» SUPPLIED TEXT:
Mike Kehoe, R-Jefferson City, said: "If doors open, I always look at them — I don't eliminate any options in the future — but it's a family decision. If that were to become available, we'd have to decide as a family."

The real question is: Can now-Gov. Parson make an appointment to fill the office he left Friday, when he became governor following Eric Greitens' resignation after being governor only 16 months?

After taking his oath as Missouri's 57th governor, Parson told reporters: "We're looking into that right now.

"I do believe there is some validity in appointing the lieutenant governor."

He said the question may need to be clarified, and he was disappointed that a Senate-sponsored proposal, which was added to a House bill but rejected by the House, didn't make it into any final bill.

"I think it is important for the state of Missouri to have a lieutenant governor — especially at a time like this, to be able to help with the governor's office and to be able to work together for the betterment of the state of Missouri," Parson noted, just minutes after he left the lieutenant governor's office in order to become governor.

"I think that's an important position, and I think it will become a much more important position," he added.

Richard said last week the state Senate's leaders have been told by their staff attorney that the job stays "open to the next election," which would be 2020 in the current case.

But the legal community isn't unanimous.

No appointment power

"The short answer is no," former Missouri Supreme Court Judge Mike Wolff said last week. "The governor does not have the authority to appoint a person to fill a vacancy in the office of lieutenant governor."

Wolff now is a professor emeritus and retired from the dean's job at the Saint Louis University Law School.

Before then-Gov. Mel Carnahan appointed him to the Supreme Court in August 1998, Wolff also had served as the governor's legal counsel in 1993-94 and as a special counsel after he returned to SLU.

"Under current law, the office would remain vacant until a new lieutenant governor is elected in 2020," he said in a three-page memo. "The Constitution does not provide for appointment or election of a lieutenant governor when there is a vacancy. Article 4, Section 4 authorizes legislation to provide for filling the vacancy, either by election or appointment, but none has been enacted."

» GIVEN EXERCISE 1: Update the rows in the stretch from the start of the rows through the line containing "price-change-alert: Atenção: O", replacing "bounding box" with "bounding rectangle" and leaving everything else unchanged.

(Layout region rows)
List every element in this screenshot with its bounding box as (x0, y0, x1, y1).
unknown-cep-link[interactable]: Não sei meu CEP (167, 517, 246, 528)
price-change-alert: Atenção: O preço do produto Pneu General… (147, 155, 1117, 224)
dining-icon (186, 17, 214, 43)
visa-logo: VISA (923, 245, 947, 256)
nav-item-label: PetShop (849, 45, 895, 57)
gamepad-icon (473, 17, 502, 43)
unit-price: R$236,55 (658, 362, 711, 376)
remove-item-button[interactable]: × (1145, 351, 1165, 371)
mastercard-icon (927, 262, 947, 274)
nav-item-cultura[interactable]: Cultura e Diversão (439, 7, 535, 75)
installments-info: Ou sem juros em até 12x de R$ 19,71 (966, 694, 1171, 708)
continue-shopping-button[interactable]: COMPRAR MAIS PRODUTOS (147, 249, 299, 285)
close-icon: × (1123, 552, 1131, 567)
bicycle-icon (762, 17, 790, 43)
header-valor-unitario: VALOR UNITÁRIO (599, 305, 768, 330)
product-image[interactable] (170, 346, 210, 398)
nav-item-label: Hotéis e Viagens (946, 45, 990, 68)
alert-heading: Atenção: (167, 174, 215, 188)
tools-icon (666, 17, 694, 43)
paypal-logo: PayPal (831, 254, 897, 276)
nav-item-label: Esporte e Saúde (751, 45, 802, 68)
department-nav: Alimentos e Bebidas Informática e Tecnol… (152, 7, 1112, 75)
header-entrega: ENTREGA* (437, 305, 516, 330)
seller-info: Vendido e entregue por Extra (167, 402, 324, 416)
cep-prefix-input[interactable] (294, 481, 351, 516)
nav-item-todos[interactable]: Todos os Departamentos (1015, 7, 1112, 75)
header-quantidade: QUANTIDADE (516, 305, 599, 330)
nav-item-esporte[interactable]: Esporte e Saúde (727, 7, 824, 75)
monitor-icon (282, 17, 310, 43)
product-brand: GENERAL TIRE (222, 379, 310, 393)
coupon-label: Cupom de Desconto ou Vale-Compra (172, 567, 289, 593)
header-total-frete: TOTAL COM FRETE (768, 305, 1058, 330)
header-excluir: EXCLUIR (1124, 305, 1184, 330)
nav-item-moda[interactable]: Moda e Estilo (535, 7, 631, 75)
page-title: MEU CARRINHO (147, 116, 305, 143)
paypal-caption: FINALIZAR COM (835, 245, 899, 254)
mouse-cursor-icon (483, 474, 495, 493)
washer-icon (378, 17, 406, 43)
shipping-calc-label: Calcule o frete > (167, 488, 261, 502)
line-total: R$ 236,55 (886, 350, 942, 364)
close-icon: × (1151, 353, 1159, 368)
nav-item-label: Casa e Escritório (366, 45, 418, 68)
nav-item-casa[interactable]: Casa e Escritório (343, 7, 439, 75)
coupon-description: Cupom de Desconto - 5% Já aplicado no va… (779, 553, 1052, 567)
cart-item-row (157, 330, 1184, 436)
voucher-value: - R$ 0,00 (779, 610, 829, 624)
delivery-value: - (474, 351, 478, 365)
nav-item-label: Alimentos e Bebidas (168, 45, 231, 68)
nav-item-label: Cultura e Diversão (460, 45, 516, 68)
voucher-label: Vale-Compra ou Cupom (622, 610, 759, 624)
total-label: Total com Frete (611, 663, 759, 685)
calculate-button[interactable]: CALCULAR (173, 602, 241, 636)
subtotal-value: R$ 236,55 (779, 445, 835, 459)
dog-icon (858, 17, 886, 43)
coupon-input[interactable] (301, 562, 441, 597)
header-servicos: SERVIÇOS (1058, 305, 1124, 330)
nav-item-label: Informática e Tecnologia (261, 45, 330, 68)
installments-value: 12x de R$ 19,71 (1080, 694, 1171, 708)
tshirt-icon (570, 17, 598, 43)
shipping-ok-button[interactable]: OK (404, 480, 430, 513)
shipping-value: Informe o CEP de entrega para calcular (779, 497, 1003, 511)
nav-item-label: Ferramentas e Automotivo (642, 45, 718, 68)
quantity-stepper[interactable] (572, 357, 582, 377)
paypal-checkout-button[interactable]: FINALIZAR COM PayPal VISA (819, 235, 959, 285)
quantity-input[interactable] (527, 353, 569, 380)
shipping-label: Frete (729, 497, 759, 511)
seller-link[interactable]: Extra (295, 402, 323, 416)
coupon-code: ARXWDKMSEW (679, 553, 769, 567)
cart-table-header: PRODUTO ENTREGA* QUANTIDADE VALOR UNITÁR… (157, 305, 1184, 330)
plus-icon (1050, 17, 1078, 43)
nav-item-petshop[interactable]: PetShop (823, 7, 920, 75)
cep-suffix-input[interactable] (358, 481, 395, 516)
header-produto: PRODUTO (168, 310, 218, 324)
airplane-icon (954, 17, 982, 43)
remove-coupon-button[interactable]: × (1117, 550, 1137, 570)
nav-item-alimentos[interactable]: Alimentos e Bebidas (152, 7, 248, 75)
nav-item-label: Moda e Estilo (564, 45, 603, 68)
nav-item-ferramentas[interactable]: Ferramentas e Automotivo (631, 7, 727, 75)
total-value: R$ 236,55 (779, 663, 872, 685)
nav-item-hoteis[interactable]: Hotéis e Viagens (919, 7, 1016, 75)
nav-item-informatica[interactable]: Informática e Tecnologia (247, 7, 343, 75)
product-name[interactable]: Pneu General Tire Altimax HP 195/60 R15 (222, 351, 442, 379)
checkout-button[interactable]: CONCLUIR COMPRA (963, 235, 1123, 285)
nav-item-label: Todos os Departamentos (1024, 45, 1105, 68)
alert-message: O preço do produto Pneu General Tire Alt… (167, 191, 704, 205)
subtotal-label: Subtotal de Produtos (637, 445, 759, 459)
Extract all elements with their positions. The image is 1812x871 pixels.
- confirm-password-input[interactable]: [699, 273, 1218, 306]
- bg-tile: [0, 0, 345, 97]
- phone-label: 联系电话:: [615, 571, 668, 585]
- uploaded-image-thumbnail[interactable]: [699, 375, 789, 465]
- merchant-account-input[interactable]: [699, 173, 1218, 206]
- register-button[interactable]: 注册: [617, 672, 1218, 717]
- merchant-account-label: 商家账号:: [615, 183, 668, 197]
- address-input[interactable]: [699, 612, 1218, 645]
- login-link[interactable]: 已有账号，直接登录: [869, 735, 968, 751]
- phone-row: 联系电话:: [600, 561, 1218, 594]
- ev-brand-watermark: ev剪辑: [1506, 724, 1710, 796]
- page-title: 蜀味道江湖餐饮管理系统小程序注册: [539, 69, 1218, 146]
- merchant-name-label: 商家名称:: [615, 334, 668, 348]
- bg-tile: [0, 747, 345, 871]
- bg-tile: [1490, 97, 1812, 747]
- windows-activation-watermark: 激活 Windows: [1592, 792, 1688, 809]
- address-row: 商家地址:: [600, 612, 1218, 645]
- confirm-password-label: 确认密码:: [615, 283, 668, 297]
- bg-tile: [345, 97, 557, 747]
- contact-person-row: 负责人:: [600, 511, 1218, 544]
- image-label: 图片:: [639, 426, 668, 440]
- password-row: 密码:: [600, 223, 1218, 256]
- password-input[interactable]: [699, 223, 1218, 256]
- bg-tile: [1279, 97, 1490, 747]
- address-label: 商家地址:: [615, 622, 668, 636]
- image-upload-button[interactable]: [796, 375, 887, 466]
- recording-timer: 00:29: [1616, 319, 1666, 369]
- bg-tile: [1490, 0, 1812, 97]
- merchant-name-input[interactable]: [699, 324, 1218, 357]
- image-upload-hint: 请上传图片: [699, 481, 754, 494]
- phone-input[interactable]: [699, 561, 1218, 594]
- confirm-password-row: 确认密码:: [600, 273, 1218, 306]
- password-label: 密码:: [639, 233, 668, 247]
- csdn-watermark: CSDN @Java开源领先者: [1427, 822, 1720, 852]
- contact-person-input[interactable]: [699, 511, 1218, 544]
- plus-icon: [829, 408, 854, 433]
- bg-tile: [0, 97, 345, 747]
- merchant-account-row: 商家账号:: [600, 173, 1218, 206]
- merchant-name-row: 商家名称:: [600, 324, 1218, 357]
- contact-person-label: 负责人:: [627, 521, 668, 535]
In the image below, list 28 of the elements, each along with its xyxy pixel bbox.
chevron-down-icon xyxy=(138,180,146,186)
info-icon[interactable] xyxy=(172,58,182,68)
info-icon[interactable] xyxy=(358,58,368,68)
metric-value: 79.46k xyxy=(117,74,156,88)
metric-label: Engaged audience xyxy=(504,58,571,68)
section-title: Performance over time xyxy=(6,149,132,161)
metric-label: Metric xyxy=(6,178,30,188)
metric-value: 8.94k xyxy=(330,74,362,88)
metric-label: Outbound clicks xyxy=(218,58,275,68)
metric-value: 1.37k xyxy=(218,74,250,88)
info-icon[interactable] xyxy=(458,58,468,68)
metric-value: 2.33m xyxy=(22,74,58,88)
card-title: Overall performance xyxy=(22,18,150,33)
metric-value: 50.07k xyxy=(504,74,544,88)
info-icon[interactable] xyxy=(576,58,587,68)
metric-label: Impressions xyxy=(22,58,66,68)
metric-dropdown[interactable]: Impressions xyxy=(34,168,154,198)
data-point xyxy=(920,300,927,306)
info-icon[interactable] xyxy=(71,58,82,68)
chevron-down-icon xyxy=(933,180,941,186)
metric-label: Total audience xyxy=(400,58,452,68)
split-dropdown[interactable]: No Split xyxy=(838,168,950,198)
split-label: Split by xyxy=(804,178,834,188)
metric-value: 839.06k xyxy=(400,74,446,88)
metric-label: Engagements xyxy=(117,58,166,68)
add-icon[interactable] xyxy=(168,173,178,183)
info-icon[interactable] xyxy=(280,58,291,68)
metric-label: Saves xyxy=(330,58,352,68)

» GIVEN EXERCISE 2: Go on with the article about filling Missouri's lieutenant governor vacancy from the point where it stops.

» TASK RESPONSE 1:
List every element in this screenshot with its bounding rectangle as (x0, y0, x1, y1).
unknown-cep-link[interactable]: Não sei meu CEP (167, 517, 246, 528)
price-change-alert: Atenção: O preço do produto Pneu General… (147, 155, 1117, 224)

» TASK RESPONSE 2:
Article 4 in Missouri's Constitution covers the Executive Department, and Section 4 is the governor's "Power of appointment to fill vacancies."

It says: "The governor shall fill all vacancies in public offices unless otherwise provided by law, and his appointees shall serve until their successors are duly elected or appointed and qualified."

But, Wolff noted, no law defines how an appointment filling a lieutenant governor's vacancy would occur.

Both the Constitution and statutes are clear — the lieutenant governor becomes governor when there's a vacancy in the governor's office, as happened last week with Greitens' resignation, or as in October 2000 when Lt. Gov. Roger Wilson became governor following then-Gov. Mel Carnahan's death in a plane crash.

But, Wolff noted, the Constitution provides (in Article 4, Section 11) that: "If there be no lieutenant governor, or (if) the lieutenant governor is incapable of acting, the president pro tempore of the senate, the speaker of the house, the secretary of state, the state auditor, the state treasurer, and the attorney general in succession shall act as governor."

And, Wolff added, state law explicitly excludes the lieutenant governor from the governor's powers to appoint someone to a vacant office.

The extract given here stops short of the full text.